[Collection entries]
☆ ☆ ☆ ☆ ☆
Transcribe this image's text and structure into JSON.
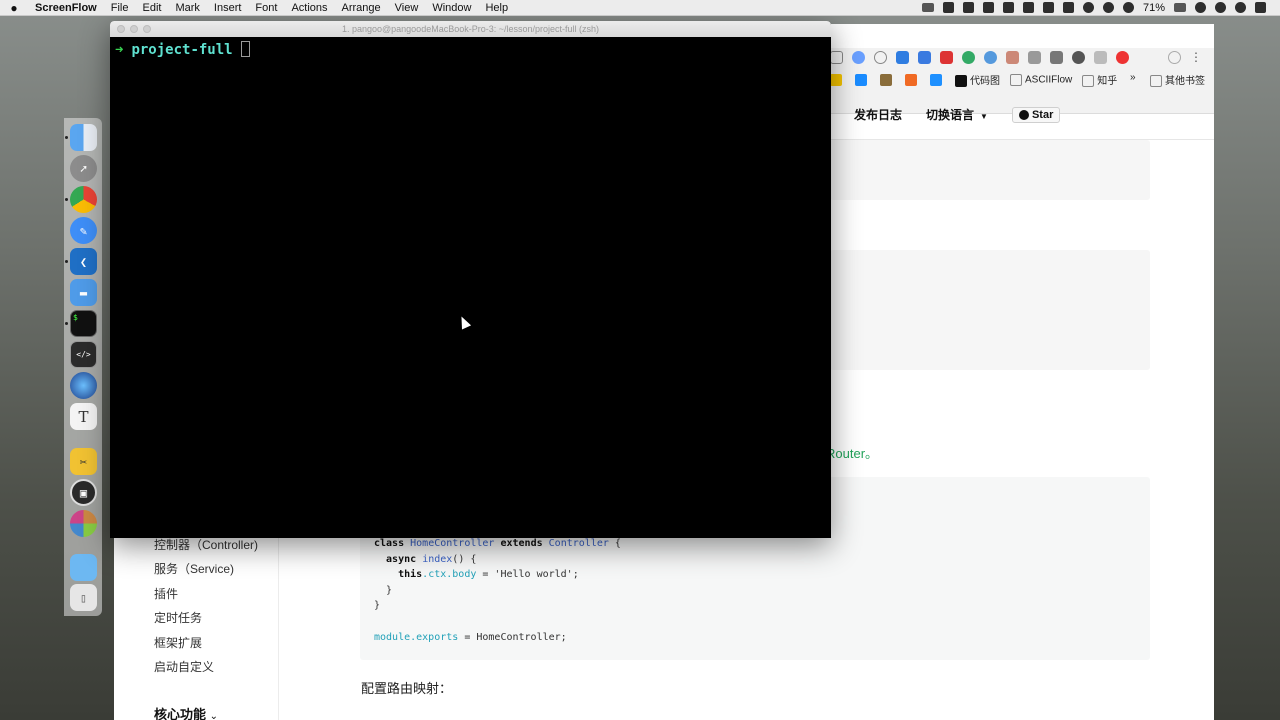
{
  "menubar": {
    "apple": "",
    "app_name": "ScreenFlow",
    "menus": [
      "File",
      "Edit",
      "Mark",
      "Insert",
      "Font",
      "Actions",
      "Arrange",
      "View",
      "Window",
      "Help"
    ],
    "battery": "71%"
  },
  "terminal": {
    "title": "1. pangoo@pangoodeMacBook-Pro-3: ~/lesson/project-full (zsh)",
    "prompt_arrow": "➜",
    "prompt_dir": "project-full"
  },
  "browser": {
    "bookmarks": [
      "代码图",
      "ASCIIFlow",
      "知乎"
    ],
    "bookmarks_more": "»",
    "other_bookmarks": "其他书签",
    "menu_dots": "⋮",
    "nav": {
      "changelog": "发布日志",
      "language": "切换语言",
      "language_caret": "▼",
      "star": "Star"
    },
    "router_text": "Router。",
    "sidebar": {
      "items": [
        "控制器（Controller)",
        "服务（Service)",
        "插件",
        "定时任务",
        "框架扩展",
        "启动自定义"
      ],
      "heading": "核心功能",
      "heading_caret": "⌄"
    },
    "code": {
      "line1_kw": "class",
      "line1_cls": "HomeController",
      "line1_ext": "extends",
      "line1_base": "Controller",
      "line1_brace": " {",
      "line2_kw": "  async",
      "line2_fn": "index",
      "line2_rest": "() {",
      "line3_kw": "    this",
      "line3_ctx": ".ctx.body",
      "line3_rest": " = 'Hello world';",
      "line4": "  }",
      "line5": "}",
      "line7_mod": "module.exports",
      "line7_rest": " = HomeController;"
    },
    "section_label": "配置路由映射："
  },
  "dock": {
    "apps": [
      "finder",
      "launchpad",
      "chrome",
      "pencil-app",
      "vscode",
      "keynote",
      "terminal",
      "script-editor",
      "quicktime",
      "typora",
      "screenflow-tools",
      "screenshot",
      "final-cut",
      "folder",
      "trash"
    ]
  }
}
☆ ☆ ☆ ☆ ☆
**Direction:** Replicate the material above verbatim; images stay out of the copy.

**Written response:**
Transcribe this image's text and structure into JSON.
{
  "menubar": {
    "apple": "",
    "app_name": "ScreenFlow",
    "menus": [
      "File",
      "Edit",
      "Mark",
      "Insert",
      "Font",
      "Actions",
      "Arrange",
      "View",
      "Window",
      "Help"
    ],
    "battery": "71%"
  },
  "terminal": {
    "title": "1. pangoo@pangoodeMacBook-Pro-3: ~/lesson/project-full (zsh)",
    "prompt_arrow": "➜",
    "prompt_dir": "project-full"
  },
  "browser": {
    "bookmarks": [
      "代码图",
      "ASCIIFlow",
      "知乎"
    ],
    "bookmarks_more": "»",
    "other_bookmarks": "其他书签",
    "menu_dots": "⋮",
    "nav": {
      "changelog": "发布日志",
      "language": "切换语言",
      "language_caret": "▼",
      "star": "Star"
    },
    "router_text": "Router。",
    "sidebar": {
      "items": [
        "控制器（Controller)",
        "服务（Service)",
        "插件",
        "定时任务",
        "框架扩展",
        "启动自定义"
      ],
      "heading": "核心功能",
      "heading_caret": "⌄"
    },
    "code": {
      "line1_kw": "class",
      "line1_cls": "HomeController",
      "line1_ext": "extends",
      "line1_base": "Controller",
      "line1_brace": " {",
      "line2_kw": "  async",
      "line2_fn": "index",
      "line2_rest": "() {",
      "line3_kw": "    this",
      "line3_ctx": ".ctx.body",
      "line3_rest": " = 'Hello world';",
      "line4": "  }",
      "line5": "}",
      "line7_mod": "module.exports",
      "line7_rest": " = HomeController;"
    },
    "section_label": "配置路由映射："
  },
  "dock": {
    "apps": [
      "finder",
      "launchpad",
      "chrome",
      "pencil-app",
      "vscode",
      "keynote",
      "terminal",
      "script-editor",
      "quicktime",
      "typora",
      "screenflow-tools",
      "screenshot",
      "final-cut",
      "folder",
      "trash"
    ]
  }
}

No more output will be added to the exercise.